=== WHAT TO PRODUCE ===
Report every line below that holds the word "segment".

=== DATA RECORDS ===
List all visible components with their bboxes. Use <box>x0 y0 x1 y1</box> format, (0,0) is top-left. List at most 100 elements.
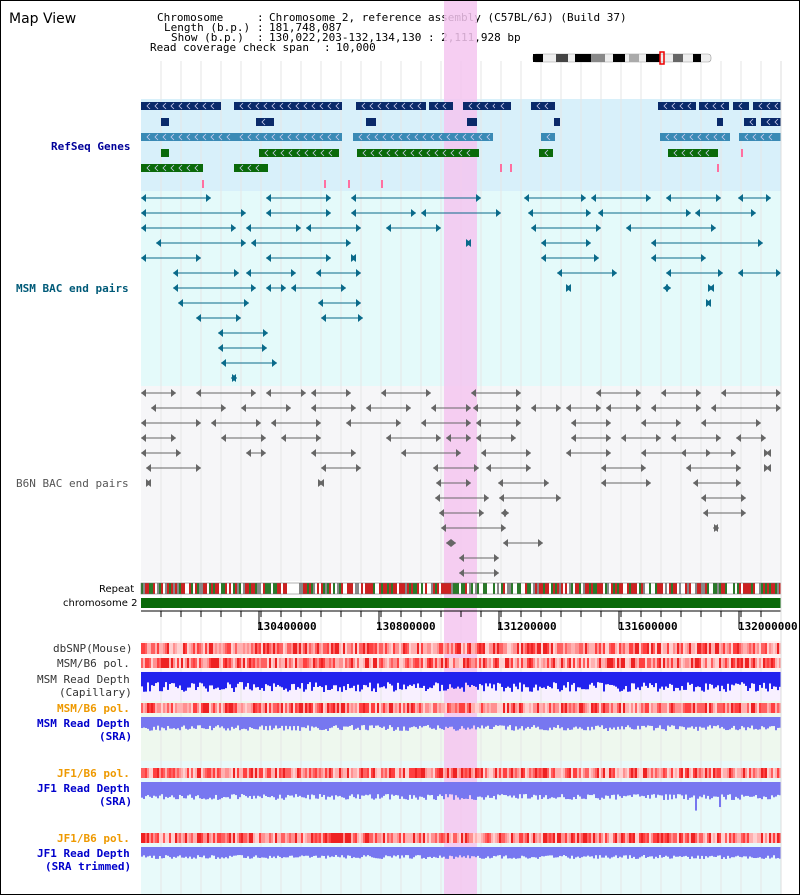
dbsnp-heat-cell <box>337 643 339 654</box>
track-label-msm-bac[interactable]: MSM BAC end pairs <box>16 282 129 295</box>
jf1-trimmed-depth-bar <box>769 847 771 859</box>
gene-strand-mark <box>154 133 159 141</box>
track-label-jf1-depth-sra[interactable]: JF1 Read Depth <box>37 782 130 795</box>
track-label-msm-b6-pol[interactable]: MSM/B6 pol. <box>57 657 130 670</box>
jf1-trimmed-depth-bar <box>285 847 287 858</box>
jf1-pol-heat-cell <box>695 768 697 778</box>
msm-pol-heat-cell <box>197 658 199 668</box>
gene-strand-mark <box>366 133 371 141</box>
msm-pol-heat-cell <box>525 658 527 668</box>
msm-sra-pol-heat-cell <box>207 703 209 713</box>
repeat-segment <box>269 583 271 594</box>
msm-sra-depth-bar <box>511 717 513 731</box>
jf1-pol-heat-cell <box>207 768 209 778</box>
jf1-sra-depth-bar <box>469 782 471 796</box>
msm-sra-pol-heat-cell <box>493 703 495 713</box>
b6n-bac-pair-end <box>596 404 601 412</box>
jf1-sra-depth-bar <box>551 782 553 798</box>
dbsnp-heat-cell <box>595 643 597 654</box>
track-label-jf1-depth-trimmed[interactable]: JF1 Read Depth <box>37 847 130 860</box>
gene-feature <box>717 118 723 126</box>
msm-capillary-depth-bar <box>467 672 469 686</box>
msm-capillary-depth-bar <box>765 672 767 689</box>
msm-pol-heat-cell <box>691 658 693 668</box>
jf1-sra-depth-bar <box>553 782 555 798</box>
jf1-sra-depth-bar <box>367 782 369 796</box>
jf1-pol2-heat-cell <box>245 833 247 843</box>
track-label-refseq[interactable]: RefSeq Genes <box>51 140 131 153</box>
msm-sra-pol-heat-cell <box>731 703 733 713</box>
msm-sra-depth-bar <box>295 717 297 731</box>
msm-capillary-depth-bar <box>325 672 327 686</box>
msm-pol-heat-cell <box>229 658 231 668</box>
msm-capillary-depth-bar <box>625 672 627 687</box>
chromosome-ideogram[interactable] <box>532 51 712 65</box>
jf1-trimmed-depth-bar <box>217 847 219 858</box>
track-label-msm-b6-pol-sra[interactable]: MSM/B6 pol. <box>57 702 130 715</box>
msm-pol-heat-cell <box>183 658 185 668</box>
dbsnp-heat-cell <box>659 643 661 654</box>
msm-sra-depth-bar <box>271 717 273 730</box>
jf1-pol2-heat-cell <box>565 833 567 843</box>
msm-sra-depth-bar <box>419 717 421 726</box>
msm-sra-depth-bar <box>225 717 227 731</box>
msm-sra-pol-heat-cell <box>523 703 525 713</box>
jf1-trimmed-depth-bar <box>155 847 157 859</box>
msm-pol-heat-cell <box>445 658 447 668</box>
dbsnp-heat-cell <box>681 643 683 654</box>
jf1-sra-depth-bar <box>445 782 447 795</box>
track-label-dbsnp[interactable]: dbSNP(Mouse) <box>53 642 133 655</box>
msm-capillary-depth-bar <box>705 672 707 684</box>
track-label-msm-depth-capillary[interactable]: MSM Read Depth <box>37 673 130 686</box>
dbsnp-heat-cell <box>625 643 627 654</box>
jf1-sra-depth-bar <box>641 782 643 796</box>
repeat-segment <box>733 583 735 594</box>
b6n-bac-pair-end <box>566 449 571 457</box>
msm-sra-depth-bar <box>423 717 425 727</box>
jf1-pol-heat-cell <box>321 768 323 778</box>
msm-sra-pol-heat-cell <box>249 703 251 713</box>
jf1-sra-depth-bar <box>349 782 351 796</box>
track-label-msm-depth-sra[interactable]: MSM Read Depth <box>37 717 130 730</box>
msm-pol-heat-cell <box>383 658 385 668</box>
gene-strand-mark <box>544 149 549 157</box>
repeat-segment <box>623 583 625 594</box>
msm-sra-depth-bar <box>153 717 155 727</box>
repeat-segment <box>479 583 481 594</box>
msm-sra-pol-heat-cell <box>675 703 677 713</box>
repeat-segment <box>149 583 151 594</box>
b6n-bac-pair-end <box>636 389 641 397</box>
jf1-sra-depth-bar <box>193 782 195 800</box>
msm-pol-heat-cell <box>253 658 255 668</box>
msm-sra-depth-bar <box>441 717 443 730</box>
jf1-pol2-heat-cell <box>681 833 683 843</box>
msm-sra-pol-heat-cell <box>221 703 223 713</box>
dbsnp-heat-cell <box>329 643 331 654</box>
msm-pol-heat-cell <box>227 658 229 668</box>
msm-capillary-depth-bar <box>209 672 211 686</box>
gene-strand-mark <box>484 102 489 110</box>
gene-strand-mark <box>414 133 419 141</box>
repeat-segment <box>177 583 179 594</box>
jf1-sra-depth-bar <box>363 782 365 796</box>
msm-sra-pol-heat-cell <box>499 703 501 713</box>
dbsnp-heat-cell <box>143 643 145 654</box>
jf1-trimmed-depth-bar <box>625 847 627 856</box>
msm-pol-heat-cell <box>215 658 217 668</box>
track-label-jf1-pol-2[interactable]: JF1/B6 pol. <box>57 832 130 845</box>
msm-sra-pol-heat-cell <box>631 703 633 713</box>
msm-sra-depth-bar <box>159 717 161 731</box>
jf1-pol-heat-cell <box>259 768 261 778</box>
jf1-pol2-heat-cell <box>707 833 709 843</box>
dbsnp-heat-cell <box>263 643 265 654</box>
jf1-pol-heat-cell <box>155 768 157 778</box>
track-label-jf1-pol[interactable]: JF1/B6 pol. <box>57 767 130 780</box>
jf1-pol-heat-cell <box>461 768 463 778</box>
msm-sra-depth-bar <box>599 717 601 728</box>
msm-pol-heat-cell <box>761 658 763 668</box>
jf1-pol-heat-cell <box>251 768 253 778</box>
dbsnp-heat-cell <box>431 643 433 654</box>
track-label-b6n-bac[interactable]: B6N BAC end pairs <box>16 477 129 490</box>
msm-sra-pol-heat-cell <box>419 703 421 713</box>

=== ANSWER TO THE EXERCISE ===
repeat-segment <box>269 583 271 594</box>
repeat-segment <box>733 583 735 594</box>
repeat-segment <box>623 583 625 594</box>
repeat-segment <box>479 583 481 594</box>
repeat-segment <box>149 583 151 594</box>
repeat-segment <box>177 583 179 594</box>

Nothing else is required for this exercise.